>> start Data for the task

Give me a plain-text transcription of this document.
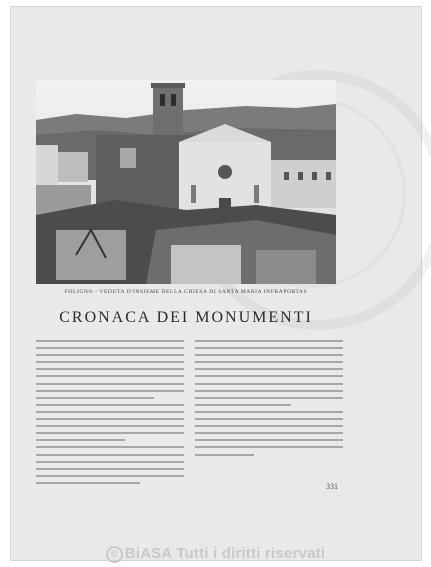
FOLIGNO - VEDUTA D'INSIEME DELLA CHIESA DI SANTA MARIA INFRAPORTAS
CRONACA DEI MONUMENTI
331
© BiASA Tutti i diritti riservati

>> end Data for the task

In this exercise, set down all of the data exactly, without the pictures.

Give me a plain-text transcription of this document.
FOLIGNO - VEDUTA D'INSIEME DELLA CHIESA DI SANTA MARIA INFRAPORTAS
CRONACA DEI MONUMENTI
331
© BiASA Tutti i diritti riservati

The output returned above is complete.